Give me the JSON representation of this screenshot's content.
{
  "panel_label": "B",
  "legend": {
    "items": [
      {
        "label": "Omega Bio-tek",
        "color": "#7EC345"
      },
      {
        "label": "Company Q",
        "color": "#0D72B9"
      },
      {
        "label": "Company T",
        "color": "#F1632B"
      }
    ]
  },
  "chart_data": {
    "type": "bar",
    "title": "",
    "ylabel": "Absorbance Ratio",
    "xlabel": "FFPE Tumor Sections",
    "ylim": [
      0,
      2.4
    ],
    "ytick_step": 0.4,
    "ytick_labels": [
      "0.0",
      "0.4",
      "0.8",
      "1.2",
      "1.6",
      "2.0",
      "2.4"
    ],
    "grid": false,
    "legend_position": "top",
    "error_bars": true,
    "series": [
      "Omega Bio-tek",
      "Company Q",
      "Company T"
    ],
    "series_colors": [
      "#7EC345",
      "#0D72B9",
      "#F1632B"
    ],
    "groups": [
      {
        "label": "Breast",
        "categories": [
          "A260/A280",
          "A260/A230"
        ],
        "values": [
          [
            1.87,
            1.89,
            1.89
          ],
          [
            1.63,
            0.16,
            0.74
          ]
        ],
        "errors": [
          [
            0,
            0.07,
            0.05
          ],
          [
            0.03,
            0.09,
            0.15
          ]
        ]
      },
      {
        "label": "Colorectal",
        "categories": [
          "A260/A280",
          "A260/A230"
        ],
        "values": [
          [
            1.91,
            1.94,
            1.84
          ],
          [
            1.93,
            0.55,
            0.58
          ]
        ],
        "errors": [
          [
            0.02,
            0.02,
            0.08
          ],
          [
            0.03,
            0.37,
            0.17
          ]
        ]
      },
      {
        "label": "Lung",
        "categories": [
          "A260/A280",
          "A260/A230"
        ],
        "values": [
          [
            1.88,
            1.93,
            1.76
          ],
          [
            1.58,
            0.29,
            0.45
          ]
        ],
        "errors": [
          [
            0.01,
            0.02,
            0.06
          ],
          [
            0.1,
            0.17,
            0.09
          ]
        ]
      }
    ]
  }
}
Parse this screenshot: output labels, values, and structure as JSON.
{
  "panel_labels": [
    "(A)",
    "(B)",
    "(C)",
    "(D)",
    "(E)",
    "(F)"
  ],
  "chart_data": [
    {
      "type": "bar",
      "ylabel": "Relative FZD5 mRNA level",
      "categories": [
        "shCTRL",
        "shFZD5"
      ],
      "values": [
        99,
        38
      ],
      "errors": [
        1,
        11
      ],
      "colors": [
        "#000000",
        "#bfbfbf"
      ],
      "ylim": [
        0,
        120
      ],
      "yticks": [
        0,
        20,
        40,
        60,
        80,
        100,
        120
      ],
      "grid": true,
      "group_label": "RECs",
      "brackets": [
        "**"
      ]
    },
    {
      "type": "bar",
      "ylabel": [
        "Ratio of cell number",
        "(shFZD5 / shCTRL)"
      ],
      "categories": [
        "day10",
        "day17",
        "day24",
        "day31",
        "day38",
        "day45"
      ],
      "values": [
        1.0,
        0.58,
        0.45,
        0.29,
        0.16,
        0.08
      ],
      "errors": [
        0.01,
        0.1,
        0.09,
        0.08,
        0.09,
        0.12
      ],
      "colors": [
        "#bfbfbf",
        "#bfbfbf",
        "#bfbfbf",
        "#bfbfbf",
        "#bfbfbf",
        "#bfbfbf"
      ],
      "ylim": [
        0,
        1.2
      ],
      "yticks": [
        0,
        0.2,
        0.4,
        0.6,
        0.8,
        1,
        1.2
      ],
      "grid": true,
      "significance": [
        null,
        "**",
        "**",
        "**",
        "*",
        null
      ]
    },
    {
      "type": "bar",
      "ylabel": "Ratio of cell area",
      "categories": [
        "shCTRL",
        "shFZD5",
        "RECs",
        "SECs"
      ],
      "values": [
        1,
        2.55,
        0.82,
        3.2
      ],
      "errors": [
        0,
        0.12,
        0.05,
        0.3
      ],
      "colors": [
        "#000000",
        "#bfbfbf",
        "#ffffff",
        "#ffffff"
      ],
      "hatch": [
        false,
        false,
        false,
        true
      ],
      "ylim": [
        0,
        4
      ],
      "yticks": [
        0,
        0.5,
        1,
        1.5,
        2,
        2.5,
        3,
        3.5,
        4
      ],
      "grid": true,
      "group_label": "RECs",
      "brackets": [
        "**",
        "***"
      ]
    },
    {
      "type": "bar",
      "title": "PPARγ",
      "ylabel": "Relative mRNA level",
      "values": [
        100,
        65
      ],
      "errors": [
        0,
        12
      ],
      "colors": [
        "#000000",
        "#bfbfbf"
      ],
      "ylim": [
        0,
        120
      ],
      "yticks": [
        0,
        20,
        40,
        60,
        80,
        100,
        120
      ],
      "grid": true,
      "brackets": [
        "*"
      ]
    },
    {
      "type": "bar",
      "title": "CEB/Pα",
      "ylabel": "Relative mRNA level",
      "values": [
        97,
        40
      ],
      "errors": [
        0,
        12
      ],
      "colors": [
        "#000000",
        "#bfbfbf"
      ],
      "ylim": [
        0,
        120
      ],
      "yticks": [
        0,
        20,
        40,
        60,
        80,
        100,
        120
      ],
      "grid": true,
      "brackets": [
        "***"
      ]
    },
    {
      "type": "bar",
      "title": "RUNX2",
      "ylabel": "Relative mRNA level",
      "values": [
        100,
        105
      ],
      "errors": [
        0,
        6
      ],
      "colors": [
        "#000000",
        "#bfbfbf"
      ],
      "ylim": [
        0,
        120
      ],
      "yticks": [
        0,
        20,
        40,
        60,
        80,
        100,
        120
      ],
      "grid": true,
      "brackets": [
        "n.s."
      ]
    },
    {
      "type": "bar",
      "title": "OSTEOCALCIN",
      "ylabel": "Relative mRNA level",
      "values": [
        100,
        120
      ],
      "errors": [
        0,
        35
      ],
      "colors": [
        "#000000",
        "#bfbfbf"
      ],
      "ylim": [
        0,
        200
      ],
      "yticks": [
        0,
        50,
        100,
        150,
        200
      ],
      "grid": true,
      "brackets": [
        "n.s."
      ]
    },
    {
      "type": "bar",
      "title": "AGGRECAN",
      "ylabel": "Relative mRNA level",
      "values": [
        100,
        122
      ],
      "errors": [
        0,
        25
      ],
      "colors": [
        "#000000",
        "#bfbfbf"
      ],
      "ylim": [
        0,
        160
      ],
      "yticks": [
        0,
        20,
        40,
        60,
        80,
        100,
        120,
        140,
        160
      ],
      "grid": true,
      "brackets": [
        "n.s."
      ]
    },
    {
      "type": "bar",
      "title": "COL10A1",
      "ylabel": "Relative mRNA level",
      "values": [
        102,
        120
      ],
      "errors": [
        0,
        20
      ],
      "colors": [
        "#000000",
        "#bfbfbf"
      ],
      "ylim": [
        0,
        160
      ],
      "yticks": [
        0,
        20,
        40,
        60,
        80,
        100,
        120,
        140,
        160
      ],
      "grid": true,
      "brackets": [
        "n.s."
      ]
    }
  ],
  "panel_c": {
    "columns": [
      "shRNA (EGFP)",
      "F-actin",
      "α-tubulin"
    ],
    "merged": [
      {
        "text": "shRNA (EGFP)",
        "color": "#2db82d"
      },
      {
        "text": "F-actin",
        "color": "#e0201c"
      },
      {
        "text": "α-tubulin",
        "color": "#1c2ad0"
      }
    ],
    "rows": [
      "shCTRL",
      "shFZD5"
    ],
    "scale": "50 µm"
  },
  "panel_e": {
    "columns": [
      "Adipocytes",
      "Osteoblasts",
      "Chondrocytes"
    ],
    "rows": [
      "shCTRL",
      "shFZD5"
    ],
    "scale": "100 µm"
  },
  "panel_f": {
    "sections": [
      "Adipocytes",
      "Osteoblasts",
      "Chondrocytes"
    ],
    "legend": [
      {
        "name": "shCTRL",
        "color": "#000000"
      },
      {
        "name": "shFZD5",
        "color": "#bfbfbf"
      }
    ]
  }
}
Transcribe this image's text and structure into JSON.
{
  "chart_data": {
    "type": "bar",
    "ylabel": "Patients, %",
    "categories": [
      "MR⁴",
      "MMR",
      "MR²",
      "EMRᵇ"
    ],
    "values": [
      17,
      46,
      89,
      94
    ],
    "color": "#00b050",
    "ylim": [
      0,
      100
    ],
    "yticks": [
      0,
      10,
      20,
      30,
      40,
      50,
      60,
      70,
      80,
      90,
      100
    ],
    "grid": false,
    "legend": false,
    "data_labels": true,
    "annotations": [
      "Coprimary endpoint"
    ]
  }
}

▸ Task prompt
Wherever the word "Company" appears in the data, return the whole line.

▸ Exercise answer
        "label": "Company Q",
        "label": "Company T",
      "Company Q",
      "Company T"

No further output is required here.